**EJERCICIOS**
- a) Traduce al inglés esta oración del texto sobre la choza de Seisdedos: «Apenas se le entiende cuando pide a sus compañeros del sindicato que se rindan.»
- b) Según el texto sobre la choza de Seisdedos, ¿cuántas horas llevan sin dormir el capitán Rojas y sus hombres? Responde con una oración, por favor.

**TEXTO DE LECTURA**
================

Entonces Fernández Artal tiene una idea.
Choza de Seisdedos. 23.00 horas. La negociación. Manuel Quijada, maniatado, cojea hasta la puerta de la choza (la cara rota por una costra gruesa de sangre y polvo). Balbucea una súplica inaudible. Apenas se le entiende cuando pide a sus compañeros del sindicato que se rindan. Recula, da un paso atrás. La puerta se abre. Artal sonríe. Pero no sale nadie. El aspecto desolador del prisionero provoca justo el efecto contrario. Es Quijada quien entra.
Alto de la calle Nueva. 01.00 horas. La ametralladora. El capitán Rojas, veterano de las guerras de África, marcial, moreno y barrigudo, llega al pueblo con órdenes muy precisas del Gobierno: «Una acción rápida e incondicional que termine con el alzamiento. Tienes que dominar la situación en 15 minutos. Si tienes que hacer fuego contra los sublevados, lo haces. Si tienes que incendiar la choza, la incendias». Ni él ni sus 90 hombres han dormido en 48 horas, patrullando por las calles de Jerez, alertas ante la insurrección.

================

(Elementos de datos)
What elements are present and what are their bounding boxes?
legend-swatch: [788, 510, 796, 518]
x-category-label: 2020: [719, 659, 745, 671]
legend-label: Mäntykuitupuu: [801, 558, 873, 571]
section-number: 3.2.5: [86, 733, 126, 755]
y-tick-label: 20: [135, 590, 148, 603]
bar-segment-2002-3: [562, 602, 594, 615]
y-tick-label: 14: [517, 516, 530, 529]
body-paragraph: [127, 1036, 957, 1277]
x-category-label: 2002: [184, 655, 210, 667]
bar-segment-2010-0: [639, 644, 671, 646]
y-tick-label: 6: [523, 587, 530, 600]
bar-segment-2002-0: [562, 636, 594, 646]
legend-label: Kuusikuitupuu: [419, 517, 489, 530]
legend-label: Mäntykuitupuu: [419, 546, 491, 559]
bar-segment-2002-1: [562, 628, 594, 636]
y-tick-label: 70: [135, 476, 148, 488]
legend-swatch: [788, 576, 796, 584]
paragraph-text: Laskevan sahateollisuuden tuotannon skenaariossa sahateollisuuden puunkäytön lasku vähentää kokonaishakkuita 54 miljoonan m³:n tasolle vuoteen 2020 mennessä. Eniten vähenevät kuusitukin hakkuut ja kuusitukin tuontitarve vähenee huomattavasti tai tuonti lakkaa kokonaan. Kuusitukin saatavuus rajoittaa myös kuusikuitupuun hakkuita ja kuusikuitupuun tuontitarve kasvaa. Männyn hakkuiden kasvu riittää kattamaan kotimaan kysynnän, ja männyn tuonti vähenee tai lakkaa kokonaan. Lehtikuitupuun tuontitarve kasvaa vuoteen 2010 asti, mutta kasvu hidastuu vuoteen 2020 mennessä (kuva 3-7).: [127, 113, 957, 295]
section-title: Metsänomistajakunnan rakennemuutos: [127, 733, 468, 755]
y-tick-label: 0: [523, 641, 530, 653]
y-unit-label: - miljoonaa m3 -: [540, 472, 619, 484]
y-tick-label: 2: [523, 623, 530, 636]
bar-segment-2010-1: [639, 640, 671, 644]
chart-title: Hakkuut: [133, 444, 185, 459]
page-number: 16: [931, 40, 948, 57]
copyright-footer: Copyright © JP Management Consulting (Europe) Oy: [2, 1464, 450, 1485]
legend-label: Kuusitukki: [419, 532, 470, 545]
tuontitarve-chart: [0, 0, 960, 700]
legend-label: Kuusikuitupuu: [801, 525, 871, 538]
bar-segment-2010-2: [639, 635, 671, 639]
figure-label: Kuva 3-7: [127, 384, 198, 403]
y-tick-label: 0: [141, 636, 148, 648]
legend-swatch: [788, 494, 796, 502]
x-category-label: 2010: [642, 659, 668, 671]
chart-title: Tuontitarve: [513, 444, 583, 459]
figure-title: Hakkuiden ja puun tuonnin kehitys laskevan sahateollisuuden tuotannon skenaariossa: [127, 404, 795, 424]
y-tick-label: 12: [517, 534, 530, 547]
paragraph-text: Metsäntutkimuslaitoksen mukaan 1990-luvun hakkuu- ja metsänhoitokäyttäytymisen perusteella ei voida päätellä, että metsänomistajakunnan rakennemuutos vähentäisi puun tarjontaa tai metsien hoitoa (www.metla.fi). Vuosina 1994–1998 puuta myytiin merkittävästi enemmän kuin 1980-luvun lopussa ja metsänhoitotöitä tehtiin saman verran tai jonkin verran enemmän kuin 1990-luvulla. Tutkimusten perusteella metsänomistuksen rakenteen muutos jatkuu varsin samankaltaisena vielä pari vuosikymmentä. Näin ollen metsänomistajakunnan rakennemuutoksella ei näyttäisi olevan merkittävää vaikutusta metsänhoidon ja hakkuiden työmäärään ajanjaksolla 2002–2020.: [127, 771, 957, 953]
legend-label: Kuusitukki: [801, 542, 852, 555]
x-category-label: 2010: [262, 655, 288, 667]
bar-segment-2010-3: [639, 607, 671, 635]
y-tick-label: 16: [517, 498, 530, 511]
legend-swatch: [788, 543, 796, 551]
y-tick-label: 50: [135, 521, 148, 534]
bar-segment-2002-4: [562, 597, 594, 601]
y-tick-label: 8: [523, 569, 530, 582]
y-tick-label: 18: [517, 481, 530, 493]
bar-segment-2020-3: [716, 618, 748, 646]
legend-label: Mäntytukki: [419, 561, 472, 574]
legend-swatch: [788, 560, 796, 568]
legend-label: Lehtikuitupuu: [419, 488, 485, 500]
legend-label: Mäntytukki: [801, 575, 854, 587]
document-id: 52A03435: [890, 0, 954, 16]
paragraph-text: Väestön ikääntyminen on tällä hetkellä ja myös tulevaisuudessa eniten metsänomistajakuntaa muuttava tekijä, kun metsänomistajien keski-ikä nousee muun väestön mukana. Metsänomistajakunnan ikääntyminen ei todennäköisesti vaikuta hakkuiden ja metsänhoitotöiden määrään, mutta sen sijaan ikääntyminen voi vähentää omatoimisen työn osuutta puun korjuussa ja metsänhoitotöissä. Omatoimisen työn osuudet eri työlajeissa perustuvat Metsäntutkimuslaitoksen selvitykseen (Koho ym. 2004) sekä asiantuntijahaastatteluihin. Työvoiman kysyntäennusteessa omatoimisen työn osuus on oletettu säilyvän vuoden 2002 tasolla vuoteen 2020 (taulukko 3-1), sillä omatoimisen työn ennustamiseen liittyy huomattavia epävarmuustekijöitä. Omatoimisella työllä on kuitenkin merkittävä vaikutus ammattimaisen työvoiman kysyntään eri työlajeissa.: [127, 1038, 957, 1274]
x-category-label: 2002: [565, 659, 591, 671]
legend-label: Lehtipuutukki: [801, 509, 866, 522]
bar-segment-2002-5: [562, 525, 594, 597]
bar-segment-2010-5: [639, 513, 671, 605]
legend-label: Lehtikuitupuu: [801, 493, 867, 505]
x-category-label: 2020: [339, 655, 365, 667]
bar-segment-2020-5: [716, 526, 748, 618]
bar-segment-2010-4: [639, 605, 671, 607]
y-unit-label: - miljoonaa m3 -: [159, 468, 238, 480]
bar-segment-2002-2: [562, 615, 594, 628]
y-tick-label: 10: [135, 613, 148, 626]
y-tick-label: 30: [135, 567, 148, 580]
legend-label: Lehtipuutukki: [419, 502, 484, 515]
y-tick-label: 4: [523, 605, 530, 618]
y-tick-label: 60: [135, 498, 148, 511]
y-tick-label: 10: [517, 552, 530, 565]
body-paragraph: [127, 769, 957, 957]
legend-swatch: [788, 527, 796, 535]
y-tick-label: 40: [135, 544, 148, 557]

================

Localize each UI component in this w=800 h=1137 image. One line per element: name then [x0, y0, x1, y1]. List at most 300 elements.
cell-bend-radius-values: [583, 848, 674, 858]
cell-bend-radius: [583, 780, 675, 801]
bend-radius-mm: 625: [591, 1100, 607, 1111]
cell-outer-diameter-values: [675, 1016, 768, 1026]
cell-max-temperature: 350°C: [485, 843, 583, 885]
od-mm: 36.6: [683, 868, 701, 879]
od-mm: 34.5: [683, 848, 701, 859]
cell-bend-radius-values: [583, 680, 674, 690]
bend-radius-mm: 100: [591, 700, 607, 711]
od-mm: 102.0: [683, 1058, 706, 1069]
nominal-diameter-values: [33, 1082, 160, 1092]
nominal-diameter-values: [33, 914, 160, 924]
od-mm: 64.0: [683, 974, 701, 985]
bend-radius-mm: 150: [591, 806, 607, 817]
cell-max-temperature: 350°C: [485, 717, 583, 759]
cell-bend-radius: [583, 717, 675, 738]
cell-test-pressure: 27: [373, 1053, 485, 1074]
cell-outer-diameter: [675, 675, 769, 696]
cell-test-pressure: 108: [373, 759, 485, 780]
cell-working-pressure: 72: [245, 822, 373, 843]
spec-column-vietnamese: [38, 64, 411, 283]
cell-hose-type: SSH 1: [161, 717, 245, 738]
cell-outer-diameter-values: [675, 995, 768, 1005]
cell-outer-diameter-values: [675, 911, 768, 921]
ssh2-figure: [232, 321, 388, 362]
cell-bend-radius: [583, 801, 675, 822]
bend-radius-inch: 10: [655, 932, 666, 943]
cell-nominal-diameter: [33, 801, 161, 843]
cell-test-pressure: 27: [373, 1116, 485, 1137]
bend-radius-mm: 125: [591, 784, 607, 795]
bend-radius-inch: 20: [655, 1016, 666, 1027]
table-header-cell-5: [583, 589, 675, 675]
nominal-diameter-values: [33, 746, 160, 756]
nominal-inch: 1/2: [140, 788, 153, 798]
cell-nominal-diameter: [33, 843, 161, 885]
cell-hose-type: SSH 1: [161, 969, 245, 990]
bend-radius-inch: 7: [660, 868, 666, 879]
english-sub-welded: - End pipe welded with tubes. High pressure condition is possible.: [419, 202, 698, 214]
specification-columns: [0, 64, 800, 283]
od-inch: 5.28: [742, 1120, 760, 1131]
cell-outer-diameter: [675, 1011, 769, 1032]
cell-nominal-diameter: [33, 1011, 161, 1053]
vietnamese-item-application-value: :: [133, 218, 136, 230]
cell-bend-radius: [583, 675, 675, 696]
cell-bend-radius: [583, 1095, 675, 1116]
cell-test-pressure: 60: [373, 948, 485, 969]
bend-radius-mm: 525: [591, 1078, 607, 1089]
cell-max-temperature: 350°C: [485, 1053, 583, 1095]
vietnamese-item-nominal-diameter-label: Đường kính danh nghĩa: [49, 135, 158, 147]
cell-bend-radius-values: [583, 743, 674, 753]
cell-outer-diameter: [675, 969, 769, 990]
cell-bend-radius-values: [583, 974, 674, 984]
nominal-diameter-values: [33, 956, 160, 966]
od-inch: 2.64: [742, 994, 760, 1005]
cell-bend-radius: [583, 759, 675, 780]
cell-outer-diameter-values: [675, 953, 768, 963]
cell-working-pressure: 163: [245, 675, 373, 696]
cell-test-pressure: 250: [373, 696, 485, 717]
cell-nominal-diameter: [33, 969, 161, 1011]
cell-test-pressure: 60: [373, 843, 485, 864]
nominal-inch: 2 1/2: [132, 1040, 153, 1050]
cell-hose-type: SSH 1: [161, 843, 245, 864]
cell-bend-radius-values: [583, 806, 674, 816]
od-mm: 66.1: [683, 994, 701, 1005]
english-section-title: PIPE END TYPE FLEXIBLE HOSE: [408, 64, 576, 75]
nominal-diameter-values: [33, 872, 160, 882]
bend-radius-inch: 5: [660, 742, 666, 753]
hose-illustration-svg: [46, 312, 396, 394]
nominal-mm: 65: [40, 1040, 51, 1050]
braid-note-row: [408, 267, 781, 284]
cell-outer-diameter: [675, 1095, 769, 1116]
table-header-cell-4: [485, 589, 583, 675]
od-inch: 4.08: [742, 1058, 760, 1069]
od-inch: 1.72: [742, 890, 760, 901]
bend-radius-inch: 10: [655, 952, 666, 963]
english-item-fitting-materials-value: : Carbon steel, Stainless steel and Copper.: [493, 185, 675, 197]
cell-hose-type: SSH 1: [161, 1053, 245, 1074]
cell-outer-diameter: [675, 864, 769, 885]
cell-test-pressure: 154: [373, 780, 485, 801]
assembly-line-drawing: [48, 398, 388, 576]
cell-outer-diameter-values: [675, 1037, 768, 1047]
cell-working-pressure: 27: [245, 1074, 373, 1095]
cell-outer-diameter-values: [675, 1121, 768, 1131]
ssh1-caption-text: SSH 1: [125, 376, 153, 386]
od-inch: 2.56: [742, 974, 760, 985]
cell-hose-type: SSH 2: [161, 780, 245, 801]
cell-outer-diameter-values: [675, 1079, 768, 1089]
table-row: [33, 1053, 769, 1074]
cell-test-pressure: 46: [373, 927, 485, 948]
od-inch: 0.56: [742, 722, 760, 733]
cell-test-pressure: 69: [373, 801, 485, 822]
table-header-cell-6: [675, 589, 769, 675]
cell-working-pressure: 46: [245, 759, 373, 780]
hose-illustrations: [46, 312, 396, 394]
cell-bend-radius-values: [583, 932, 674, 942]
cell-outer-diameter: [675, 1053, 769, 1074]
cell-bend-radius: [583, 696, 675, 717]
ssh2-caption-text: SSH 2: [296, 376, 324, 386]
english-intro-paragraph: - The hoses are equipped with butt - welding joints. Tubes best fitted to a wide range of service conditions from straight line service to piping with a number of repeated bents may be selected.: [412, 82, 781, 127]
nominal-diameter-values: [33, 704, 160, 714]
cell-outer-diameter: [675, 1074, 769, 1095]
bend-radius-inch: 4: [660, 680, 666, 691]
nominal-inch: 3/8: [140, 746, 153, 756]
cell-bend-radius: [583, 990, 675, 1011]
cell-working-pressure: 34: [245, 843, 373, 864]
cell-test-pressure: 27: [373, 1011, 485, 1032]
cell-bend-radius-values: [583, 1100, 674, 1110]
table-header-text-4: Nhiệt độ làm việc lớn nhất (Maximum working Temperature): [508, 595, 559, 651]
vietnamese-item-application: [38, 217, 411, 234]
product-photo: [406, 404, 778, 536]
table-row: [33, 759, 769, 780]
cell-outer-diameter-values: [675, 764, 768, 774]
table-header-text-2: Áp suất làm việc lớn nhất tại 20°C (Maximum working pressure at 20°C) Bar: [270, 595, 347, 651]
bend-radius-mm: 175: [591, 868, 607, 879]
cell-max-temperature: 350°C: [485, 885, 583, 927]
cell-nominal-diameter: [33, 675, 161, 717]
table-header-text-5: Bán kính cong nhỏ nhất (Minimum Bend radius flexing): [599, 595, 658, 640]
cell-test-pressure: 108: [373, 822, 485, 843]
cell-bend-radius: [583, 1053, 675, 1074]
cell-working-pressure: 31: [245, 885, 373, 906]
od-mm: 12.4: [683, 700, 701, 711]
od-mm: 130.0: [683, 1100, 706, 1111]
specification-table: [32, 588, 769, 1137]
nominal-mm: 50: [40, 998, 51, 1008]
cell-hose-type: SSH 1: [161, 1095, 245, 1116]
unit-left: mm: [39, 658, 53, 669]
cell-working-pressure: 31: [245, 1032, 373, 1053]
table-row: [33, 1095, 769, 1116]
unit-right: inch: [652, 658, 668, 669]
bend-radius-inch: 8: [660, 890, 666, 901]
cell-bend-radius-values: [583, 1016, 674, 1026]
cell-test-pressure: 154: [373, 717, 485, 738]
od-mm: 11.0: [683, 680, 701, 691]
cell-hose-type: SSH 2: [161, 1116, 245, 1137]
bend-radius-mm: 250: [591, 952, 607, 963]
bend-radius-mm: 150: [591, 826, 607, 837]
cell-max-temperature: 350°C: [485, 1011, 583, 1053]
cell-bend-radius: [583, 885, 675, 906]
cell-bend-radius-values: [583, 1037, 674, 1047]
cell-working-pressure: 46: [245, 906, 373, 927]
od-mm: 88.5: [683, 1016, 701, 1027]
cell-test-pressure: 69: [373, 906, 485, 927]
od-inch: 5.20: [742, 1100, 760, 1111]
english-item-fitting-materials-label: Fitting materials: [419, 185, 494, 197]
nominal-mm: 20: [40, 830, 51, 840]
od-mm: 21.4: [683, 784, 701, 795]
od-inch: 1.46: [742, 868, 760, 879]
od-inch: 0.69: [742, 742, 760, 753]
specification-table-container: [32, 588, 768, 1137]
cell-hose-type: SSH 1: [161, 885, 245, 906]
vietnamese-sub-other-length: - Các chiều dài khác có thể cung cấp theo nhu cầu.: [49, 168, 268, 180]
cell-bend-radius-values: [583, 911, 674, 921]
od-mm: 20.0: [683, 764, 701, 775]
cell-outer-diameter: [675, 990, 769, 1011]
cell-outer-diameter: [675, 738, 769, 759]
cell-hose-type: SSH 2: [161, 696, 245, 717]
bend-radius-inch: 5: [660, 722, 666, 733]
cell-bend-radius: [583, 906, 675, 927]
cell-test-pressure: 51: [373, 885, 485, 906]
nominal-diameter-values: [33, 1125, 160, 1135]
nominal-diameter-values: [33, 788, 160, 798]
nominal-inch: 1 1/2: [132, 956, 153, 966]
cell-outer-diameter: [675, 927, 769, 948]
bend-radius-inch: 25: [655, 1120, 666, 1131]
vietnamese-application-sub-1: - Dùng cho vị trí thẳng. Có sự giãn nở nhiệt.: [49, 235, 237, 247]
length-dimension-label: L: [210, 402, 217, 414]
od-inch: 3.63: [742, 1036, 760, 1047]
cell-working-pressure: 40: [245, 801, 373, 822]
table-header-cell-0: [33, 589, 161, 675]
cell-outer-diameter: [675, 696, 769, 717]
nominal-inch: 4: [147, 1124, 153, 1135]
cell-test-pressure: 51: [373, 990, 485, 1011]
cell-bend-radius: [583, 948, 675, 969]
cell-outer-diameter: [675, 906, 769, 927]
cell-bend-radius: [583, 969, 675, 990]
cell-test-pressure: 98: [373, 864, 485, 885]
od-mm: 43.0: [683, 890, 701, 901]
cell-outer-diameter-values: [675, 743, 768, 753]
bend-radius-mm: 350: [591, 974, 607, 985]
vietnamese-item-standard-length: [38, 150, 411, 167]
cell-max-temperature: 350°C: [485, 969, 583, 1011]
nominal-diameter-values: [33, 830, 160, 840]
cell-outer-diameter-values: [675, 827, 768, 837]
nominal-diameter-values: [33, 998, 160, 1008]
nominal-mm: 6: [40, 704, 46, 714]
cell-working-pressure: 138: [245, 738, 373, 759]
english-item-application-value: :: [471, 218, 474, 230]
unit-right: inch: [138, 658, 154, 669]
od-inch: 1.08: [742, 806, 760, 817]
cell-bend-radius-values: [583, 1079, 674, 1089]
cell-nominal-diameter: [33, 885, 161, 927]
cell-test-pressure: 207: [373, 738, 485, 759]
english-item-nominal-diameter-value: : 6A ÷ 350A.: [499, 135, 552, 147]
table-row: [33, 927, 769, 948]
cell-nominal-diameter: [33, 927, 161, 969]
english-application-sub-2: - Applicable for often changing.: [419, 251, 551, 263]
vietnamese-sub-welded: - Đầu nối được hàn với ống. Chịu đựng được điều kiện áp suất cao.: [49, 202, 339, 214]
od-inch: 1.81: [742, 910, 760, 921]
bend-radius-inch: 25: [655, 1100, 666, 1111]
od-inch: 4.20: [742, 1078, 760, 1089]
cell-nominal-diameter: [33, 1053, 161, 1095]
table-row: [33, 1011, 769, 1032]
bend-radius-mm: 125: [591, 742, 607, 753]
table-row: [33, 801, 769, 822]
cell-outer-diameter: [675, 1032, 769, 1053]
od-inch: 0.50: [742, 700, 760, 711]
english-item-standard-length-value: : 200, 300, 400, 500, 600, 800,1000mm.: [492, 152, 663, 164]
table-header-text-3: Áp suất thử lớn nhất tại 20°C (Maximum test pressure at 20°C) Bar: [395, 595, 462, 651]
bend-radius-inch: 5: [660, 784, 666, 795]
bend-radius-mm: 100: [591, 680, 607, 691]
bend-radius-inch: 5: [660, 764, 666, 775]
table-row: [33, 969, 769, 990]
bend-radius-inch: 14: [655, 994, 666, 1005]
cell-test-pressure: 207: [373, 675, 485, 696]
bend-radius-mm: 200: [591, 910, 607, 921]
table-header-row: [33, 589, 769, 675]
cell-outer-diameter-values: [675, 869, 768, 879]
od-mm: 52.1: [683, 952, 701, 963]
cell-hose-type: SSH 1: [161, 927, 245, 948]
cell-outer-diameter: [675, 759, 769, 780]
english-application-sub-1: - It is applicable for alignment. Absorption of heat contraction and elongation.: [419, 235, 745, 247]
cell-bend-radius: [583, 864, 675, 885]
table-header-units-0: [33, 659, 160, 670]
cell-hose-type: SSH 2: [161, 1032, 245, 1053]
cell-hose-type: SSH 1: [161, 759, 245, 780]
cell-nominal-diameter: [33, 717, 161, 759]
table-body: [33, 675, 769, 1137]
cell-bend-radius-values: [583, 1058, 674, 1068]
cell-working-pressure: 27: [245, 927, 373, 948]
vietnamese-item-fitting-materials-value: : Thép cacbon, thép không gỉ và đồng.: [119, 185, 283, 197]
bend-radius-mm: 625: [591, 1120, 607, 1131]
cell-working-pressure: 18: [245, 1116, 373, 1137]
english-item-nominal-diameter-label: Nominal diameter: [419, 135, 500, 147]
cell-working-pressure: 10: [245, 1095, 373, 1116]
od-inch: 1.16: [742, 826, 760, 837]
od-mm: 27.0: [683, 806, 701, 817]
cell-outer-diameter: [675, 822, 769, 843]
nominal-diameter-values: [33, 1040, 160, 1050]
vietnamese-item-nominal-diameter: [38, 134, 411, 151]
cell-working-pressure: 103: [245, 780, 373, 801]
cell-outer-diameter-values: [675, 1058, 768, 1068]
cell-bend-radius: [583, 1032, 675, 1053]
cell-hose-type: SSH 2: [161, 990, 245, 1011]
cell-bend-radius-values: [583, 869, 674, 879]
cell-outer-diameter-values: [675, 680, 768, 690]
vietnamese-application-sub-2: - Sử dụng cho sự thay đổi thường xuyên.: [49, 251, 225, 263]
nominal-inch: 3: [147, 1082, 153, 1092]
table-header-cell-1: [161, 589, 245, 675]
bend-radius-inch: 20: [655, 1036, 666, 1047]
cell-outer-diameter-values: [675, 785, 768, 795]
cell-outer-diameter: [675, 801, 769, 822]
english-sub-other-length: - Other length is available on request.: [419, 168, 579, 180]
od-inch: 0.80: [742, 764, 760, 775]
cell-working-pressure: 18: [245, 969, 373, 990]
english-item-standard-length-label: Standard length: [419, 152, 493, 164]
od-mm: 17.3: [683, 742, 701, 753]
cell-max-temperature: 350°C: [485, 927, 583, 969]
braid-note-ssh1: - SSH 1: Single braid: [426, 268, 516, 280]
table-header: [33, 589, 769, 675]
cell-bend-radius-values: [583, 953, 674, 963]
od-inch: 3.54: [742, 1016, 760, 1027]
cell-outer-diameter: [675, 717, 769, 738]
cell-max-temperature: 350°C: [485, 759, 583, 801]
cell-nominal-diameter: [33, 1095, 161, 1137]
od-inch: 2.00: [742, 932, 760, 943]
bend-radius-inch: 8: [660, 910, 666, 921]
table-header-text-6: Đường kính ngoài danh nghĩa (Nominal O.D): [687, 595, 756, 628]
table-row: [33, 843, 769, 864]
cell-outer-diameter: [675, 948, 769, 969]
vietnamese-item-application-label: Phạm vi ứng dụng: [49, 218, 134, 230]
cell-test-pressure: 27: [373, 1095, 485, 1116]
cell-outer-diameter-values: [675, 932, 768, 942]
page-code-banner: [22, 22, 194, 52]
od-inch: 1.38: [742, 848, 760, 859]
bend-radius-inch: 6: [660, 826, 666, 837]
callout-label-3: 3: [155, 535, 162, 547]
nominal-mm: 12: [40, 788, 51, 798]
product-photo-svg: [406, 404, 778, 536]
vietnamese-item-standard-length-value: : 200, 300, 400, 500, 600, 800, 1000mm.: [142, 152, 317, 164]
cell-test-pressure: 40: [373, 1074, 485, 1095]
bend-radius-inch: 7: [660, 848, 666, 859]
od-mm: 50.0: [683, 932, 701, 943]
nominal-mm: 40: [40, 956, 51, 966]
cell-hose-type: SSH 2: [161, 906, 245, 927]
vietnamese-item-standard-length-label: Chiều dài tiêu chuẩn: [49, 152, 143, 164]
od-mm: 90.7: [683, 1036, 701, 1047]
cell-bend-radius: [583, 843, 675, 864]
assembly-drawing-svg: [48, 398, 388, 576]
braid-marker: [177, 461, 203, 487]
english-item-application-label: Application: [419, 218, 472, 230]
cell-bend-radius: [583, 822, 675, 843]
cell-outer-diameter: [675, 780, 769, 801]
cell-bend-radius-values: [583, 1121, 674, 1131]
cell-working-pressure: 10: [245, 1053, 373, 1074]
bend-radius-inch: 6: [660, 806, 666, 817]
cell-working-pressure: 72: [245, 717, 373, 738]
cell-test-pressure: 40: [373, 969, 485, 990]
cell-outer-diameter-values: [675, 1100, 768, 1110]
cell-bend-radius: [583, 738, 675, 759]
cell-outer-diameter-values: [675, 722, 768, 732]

================

**SOLUCIONES**
- a) He can barely be understood when he asks his union comrades to surrender.

- b) Llevan 48 horas sin dormir.